[Dataset items]
┄┄┄┄┄┄

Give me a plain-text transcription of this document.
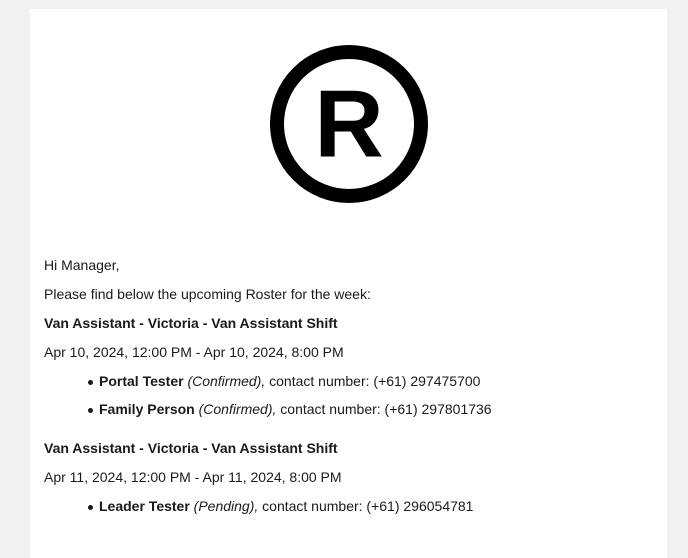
R

Hi Manager,

Please find below the upcoming Roster for the week:

Van Assistant - Victoria - Van Assistant Shift

Apr 10, 2024, 12:00 PM - Apr 10, 2024, 8:00 PM

Portal Tester (Confirmed), contact number: (+61) 297475700
Family Person (Confirmed), contact number: (+61) 297801736

Van Assistant - Victoria - Van Assistant Shift

Apr 11, 2024, 12:00 PM - Apr 11, 2024, 8:00 PM

Leader Tester (Pending), contact number: (+61) 296054781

┄┄┄┄┄┄

JOB: The records above must be echoed exactly, minus their pictures.

RESPONSE TO THE TASK:
Give me a plain-text transcription of this document.
R

Hi Manager,

Please find below the upcoming Roster for the week:

Van Assistant - Victoria - Van Assistant Shift

Apr 10, 2024, 12:00 PM - Apr 10, 2024, 8:00 PM

Portal Tester (Confirmed), contact number: (+61) 297475700
Family Person (Confirmed), contact number: (+61) 297801736

Van Assistant - Victoria - Van Assistant Shift

Apr 11, 2024, 12:00 PM - Apr 11, 2024, 8:00 PM

Leader Tester (Pending), contact number: (+61) 296054781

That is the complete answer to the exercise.